▶ **GOAL**
From the data that follows, report how many lines hold the string "Delay", giving only the number.

(Dataset entries)
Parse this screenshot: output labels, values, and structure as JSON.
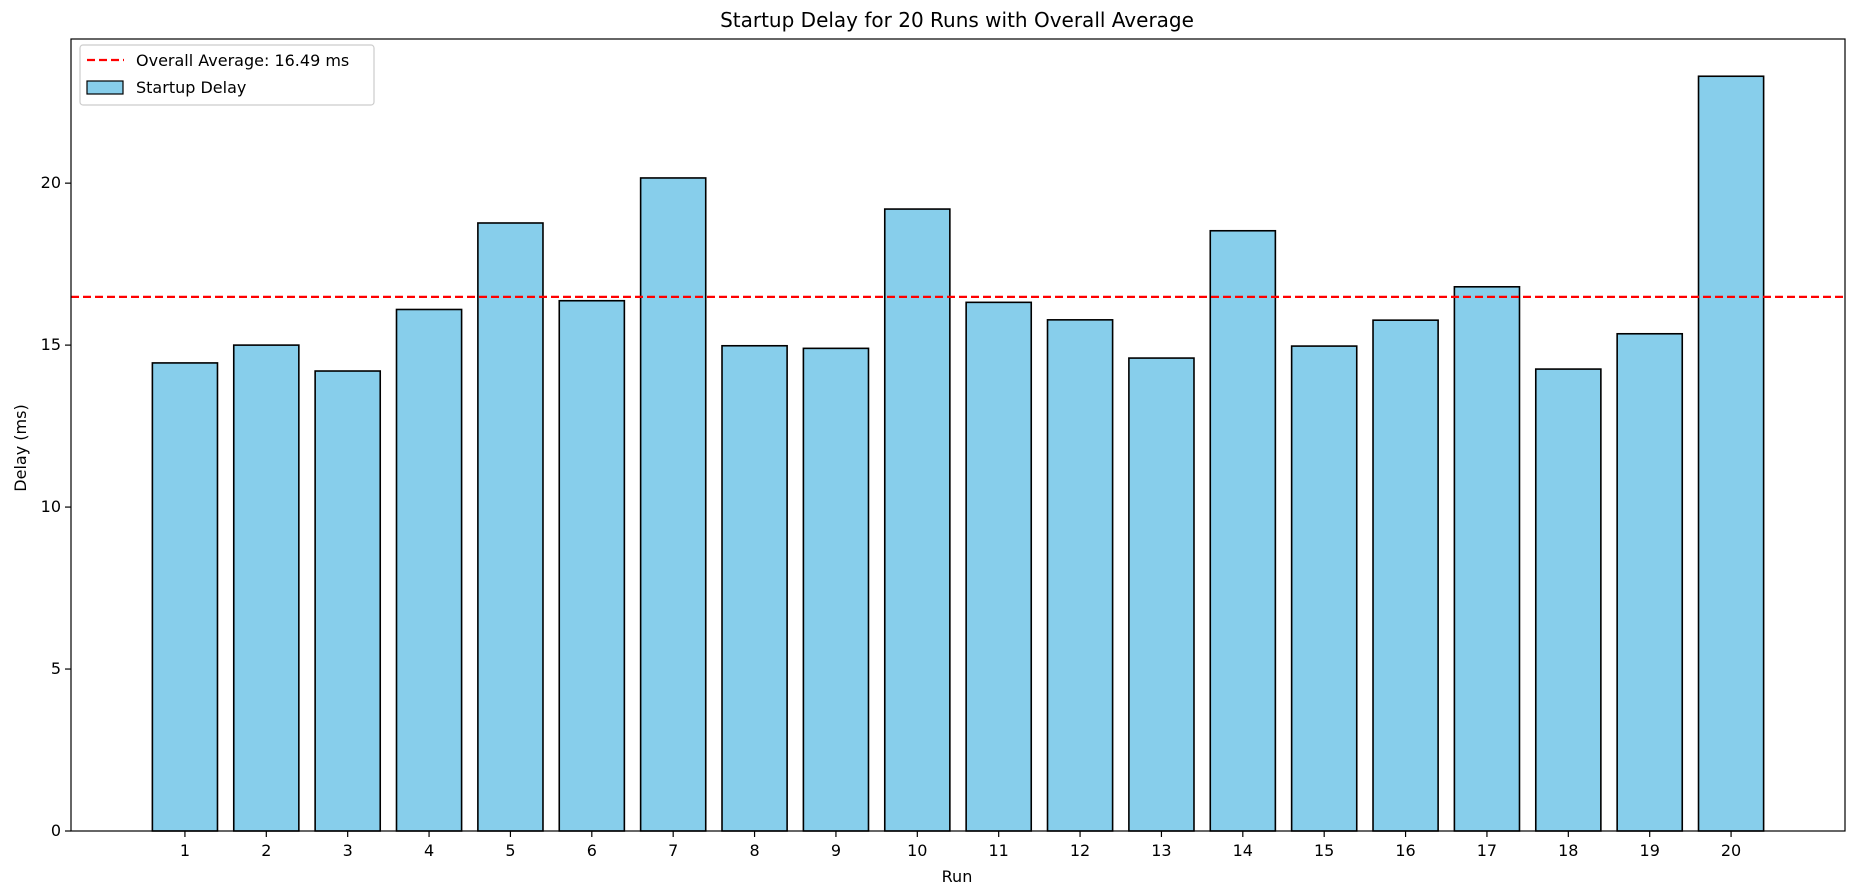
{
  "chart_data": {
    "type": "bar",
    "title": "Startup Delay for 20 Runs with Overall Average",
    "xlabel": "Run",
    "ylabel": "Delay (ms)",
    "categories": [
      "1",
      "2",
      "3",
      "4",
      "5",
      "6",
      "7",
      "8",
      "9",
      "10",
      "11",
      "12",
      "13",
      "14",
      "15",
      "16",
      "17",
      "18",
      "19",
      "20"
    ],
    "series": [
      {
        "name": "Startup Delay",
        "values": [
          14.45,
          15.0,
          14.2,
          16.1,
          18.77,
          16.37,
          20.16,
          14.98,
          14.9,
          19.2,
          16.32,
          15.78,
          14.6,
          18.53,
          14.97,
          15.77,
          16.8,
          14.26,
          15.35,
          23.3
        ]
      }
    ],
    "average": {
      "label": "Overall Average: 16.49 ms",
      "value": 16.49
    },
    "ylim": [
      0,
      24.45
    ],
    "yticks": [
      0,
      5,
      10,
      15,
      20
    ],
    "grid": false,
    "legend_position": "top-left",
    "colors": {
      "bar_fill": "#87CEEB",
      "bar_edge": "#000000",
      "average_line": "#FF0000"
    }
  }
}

▶ **EXERCISE OUTPUT**
3